» **PROBLEM REQUIREMENTS**
Tally the lines in these records that hold the string "data", and reply with the number alone.

[Records excerpted from a collection]
(begin)

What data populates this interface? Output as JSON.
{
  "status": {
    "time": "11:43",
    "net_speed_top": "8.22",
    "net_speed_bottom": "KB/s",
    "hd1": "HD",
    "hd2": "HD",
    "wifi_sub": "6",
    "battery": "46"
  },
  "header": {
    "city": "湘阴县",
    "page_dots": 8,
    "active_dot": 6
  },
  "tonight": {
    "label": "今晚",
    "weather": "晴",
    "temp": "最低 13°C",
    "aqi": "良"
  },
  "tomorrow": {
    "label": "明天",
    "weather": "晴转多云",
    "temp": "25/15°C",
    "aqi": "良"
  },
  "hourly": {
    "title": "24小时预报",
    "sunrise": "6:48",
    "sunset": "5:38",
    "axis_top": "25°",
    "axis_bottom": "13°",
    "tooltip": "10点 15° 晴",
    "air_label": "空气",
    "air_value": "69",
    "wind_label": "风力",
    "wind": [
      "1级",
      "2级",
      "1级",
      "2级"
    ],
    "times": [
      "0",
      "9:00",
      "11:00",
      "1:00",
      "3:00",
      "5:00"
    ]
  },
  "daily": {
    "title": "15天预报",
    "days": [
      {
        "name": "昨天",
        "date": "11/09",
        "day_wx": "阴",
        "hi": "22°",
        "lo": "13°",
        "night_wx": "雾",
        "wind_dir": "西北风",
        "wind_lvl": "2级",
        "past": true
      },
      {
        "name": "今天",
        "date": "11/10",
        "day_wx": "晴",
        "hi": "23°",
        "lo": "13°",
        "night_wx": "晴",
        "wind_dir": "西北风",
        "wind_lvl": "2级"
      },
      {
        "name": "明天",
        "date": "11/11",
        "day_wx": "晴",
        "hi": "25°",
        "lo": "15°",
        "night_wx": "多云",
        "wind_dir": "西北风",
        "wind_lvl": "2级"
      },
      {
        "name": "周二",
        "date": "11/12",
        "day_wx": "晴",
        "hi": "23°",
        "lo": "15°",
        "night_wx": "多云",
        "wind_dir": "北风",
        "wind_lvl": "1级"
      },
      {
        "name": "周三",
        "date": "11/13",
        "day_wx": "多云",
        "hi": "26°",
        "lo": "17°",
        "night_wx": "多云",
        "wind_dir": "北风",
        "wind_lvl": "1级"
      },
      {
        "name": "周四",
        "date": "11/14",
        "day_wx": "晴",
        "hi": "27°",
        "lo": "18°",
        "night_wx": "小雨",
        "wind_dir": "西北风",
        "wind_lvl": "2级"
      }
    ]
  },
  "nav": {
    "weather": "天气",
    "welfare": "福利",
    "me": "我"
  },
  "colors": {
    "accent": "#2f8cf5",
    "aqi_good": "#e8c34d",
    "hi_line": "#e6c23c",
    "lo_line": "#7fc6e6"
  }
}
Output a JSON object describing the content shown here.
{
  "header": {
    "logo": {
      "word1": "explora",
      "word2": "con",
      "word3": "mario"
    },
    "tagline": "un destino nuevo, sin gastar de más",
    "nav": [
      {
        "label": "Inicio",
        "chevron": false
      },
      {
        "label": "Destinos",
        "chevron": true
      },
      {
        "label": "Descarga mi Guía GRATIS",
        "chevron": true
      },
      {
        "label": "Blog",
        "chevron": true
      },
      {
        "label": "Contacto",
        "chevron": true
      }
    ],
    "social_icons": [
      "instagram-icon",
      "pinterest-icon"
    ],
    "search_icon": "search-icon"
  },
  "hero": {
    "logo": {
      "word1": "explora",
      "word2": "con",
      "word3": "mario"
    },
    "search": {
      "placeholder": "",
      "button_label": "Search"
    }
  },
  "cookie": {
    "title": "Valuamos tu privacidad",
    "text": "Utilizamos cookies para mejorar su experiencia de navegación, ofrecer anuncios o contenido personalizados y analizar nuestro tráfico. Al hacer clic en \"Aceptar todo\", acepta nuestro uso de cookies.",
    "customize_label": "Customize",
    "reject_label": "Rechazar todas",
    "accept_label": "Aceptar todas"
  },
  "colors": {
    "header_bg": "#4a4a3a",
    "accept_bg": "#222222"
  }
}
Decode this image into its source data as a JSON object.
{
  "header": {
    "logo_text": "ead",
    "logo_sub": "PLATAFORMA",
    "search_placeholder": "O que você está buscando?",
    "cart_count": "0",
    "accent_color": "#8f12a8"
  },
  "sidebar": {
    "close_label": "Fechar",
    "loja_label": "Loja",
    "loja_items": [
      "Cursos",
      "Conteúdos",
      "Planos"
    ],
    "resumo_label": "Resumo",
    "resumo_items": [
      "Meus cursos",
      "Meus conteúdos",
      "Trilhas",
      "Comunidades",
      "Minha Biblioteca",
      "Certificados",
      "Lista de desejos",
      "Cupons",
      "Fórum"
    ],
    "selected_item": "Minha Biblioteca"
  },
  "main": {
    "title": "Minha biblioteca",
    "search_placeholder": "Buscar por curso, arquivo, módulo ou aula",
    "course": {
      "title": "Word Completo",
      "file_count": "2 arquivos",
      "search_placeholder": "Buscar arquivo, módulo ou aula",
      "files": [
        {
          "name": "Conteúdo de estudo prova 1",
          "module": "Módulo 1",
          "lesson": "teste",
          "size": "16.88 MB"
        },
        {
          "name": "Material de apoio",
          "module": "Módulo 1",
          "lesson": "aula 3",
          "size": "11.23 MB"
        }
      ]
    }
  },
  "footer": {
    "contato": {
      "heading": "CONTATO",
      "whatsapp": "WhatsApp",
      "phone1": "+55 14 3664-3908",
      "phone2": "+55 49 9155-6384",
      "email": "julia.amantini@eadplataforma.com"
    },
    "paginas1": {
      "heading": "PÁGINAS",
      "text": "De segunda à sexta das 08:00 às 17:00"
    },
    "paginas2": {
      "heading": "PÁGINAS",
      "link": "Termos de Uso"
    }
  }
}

(end)

» **EXPECTED ANSWER**
2